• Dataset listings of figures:

• • • • •

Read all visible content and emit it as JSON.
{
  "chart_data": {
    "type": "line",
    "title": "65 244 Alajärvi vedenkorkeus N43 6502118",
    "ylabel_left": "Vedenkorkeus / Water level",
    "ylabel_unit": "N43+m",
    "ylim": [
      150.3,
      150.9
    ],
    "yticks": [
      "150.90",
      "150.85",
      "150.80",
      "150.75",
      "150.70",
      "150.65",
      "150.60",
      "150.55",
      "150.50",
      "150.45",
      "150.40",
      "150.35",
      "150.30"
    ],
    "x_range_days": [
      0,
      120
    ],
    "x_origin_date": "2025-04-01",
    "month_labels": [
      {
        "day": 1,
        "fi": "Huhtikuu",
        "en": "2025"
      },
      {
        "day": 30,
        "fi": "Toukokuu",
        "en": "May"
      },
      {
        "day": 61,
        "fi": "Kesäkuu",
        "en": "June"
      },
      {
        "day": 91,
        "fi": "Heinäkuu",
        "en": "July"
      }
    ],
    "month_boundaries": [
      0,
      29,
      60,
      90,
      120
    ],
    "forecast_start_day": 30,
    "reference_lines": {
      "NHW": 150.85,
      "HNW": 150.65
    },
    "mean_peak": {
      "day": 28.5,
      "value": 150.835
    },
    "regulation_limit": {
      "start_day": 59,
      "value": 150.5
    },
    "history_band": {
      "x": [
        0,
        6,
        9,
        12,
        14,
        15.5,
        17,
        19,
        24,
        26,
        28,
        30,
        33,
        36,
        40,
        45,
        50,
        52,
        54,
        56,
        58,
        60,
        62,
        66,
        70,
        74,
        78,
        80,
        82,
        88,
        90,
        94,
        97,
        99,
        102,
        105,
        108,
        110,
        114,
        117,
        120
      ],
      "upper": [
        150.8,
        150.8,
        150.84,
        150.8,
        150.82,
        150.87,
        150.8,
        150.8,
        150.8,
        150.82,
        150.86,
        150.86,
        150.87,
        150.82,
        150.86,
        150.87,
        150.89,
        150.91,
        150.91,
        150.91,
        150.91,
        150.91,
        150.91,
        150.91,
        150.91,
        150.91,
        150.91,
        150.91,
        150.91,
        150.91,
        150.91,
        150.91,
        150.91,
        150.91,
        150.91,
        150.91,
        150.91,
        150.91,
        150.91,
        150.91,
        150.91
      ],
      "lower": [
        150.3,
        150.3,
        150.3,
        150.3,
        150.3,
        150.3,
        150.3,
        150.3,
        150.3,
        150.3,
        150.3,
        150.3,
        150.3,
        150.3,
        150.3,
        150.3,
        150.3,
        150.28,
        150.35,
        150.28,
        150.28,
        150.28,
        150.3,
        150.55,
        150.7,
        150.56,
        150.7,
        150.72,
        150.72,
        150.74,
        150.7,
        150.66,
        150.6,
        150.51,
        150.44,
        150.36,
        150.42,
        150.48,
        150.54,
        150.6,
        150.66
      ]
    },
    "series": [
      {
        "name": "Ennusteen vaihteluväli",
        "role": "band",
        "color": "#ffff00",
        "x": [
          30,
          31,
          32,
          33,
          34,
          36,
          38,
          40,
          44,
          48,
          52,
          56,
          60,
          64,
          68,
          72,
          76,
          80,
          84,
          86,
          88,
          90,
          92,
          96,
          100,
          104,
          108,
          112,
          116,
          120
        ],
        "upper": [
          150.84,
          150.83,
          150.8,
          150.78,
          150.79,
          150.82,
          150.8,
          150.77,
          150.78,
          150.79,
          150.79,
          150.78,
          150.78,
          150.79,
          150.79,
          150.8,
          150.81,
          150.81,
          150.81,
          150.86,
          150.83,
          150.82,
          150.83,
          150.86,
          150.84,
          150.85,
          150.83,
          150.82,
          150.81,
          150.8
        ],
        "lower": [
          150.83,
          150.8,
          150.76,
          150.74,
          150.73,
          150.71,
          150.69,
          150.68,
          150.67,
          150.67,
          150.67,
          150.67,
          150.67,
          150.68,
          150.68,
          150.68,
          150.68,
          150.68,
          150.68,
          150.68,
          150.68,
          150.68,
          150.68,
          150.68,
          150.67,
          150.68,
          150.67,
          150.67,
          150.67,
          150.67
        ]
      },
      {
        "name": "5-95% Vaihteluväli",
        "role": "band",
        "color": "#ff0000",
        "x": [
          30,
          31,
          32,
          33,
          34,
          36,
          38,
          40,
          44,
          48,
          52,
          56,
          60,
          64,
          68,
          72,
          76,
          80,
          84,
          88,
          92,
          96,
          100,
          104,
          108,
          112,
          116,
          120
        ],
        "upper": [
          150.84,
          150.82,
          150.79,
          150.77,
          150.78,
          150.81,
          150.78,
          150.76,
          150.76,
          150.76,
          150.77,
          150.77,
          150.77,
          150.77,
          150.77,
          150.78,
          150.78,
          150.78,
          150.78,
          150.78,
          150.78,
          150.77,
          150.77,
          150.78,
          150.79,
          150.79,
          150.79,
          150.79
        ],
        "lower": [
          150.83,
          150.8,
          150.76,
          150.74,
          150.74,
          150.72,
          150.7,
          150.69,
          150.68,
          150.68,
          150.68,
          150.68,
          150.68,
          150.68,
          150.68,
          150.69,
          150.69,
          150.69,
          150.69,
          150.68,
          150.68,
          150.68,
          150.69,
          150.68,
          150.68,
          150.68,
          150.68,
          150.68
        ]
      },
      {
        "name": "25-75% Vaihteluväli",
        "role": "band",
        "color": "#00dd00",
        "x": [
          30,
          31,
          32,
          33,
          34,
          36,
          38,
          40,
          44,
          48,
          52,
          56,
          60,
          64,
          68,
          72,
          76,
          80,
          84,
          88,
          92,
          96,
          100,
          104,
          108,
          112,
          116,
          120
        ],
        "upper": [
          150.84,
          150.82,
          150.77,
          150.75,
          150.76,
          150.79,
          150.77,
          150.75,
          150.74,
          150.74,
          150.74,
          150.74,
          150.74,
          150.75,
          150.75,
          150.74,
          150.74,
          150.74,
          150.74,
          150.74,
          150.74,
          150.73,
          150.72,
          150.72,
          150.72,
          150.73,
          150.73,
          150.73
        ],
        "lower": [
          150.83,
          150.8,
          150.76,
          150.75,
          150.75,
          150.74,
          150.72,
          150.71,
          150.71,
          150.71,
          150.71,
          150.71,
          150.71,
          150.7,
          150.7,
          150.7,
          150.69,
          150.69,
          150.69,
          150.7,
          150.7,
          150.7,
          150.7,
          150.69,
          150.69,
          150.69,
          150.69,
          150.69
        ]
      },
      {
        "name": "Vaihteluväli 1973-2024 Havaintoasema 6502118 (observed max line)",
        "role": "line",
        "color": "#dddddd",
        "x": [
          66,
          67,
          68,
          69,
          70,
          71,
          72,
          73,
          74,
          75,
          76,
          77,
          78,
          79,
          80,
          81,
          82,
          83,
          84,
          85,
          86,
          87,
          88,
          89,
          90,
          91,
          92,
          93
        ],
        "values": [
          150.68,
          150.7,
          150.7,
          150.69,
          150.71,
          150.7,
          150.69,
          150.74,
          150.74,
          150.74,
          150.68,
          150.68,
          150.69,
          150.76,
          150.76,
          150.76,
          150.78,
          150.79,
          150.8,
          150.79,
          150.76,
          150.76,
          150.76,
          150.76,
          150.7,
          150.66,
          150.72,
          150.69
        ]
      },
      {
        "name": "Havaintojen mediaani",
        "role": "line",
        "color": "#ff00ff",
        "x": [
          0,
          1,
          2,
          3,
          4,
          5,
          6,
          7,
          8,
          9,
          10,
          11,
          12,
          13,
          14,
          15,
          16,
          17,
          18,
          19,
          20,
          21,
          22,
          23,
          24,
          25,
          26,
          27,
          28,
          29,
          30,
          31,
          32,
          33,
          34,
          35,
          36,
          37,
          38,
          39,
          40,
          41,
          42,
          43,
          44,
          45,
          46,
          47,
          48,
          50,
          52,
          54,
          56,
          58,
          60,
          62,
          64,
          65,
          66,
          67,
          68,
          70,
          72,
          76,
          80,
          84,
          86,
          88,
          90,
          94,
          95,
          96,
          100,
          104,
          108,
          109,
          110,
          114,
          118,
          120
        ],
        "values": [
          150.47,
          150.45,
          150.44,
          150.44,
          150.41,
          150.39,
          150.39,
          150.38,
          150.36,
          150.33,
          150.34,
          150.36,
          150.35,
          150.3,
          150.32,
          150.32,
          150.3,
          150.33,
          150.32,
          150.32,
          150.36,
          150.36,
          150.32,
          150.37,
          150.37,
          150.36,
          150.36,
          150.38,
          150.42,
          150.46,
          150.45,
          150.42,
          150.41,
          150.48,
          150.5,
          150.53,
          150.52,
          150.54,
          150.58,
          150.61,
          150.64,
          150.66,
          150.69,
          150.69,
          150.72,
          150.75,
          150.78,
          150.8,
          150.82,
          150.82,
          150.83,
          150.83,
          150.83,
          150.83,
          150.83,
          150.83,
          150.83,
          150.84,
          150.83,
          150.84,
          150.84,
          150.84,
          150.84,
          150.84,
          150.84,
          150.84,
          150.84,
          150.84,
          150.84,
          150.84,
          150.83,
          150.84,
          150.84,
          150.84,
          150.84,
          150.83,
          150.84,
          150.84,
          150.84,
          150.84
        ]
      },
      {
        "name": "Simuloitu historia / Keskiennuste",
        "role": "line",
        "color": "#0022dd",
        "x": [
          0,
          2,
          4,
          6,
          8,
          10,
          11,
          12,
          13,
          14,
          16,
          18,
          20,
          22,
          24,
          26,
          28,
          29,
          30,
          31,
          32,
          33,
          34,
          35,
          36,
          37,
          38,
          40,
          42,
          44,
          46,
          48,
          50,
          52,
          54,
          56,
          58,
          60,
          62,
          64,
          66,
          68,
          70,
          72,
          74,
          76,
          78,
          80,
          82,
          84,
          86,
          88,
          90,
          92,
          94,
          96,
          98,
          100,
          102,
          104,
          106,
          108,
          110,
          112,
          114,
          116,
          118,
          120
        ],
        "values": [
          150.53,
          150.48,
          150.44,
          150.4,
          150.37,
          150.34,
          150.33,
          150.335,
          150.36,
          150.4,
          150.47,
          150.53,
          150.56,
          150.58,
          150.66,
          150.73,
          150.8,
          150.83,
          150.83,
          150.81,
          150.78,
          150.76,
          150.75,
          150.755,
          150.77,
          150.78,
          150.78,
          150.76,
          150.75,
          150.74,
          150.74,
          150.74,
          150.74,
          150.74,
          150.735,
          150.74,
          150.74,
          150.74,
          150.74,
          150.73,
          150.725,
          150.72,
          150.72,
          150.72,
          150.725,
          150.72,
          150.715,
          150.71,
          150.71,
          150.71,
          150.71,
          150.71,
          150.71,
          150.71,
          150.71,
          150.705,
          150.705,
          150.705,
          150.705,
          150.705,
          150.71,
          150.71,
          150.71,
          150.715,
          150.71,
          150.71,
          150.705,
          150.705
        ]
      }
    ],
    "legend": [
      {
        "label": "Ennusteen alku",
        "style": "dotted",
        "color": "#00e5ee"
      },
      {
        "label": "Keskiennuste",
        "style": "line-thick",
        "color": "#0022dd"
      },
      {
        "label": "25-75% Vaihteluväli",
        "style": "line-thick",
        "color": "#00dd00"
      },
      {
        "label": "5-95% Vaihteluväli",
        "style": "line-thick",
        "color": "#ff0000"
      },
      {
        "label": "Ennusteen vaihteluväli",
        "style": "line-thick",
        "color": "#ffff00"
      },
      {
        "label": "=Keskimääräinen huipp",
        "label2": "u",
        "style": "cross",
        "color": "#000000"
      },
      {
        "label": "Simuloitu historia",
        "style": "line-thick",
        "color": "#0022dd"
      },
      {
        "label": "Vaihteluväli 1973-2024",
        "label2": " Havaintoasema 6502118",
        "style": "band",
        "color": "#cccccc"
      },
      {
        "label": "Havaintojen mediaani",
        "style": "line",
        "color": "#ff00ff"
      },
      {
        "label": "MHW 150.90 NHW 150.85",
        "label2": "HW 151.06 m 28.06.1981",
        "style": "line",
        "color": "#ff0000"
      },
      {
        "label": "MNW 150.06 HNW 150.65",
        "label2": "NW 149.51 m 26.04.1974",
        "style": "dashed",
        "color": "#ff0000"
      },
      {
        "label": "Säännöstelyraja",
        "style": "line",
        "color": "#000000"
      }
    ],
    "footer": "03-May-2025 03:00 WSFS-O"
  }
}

• • • • •

• Aim: Which lines contain the word "mediaani"? Copy each one.

• Worked answer:
        "name": "Havaintojen mediaani",
        "label": "Havaintojen mediaani",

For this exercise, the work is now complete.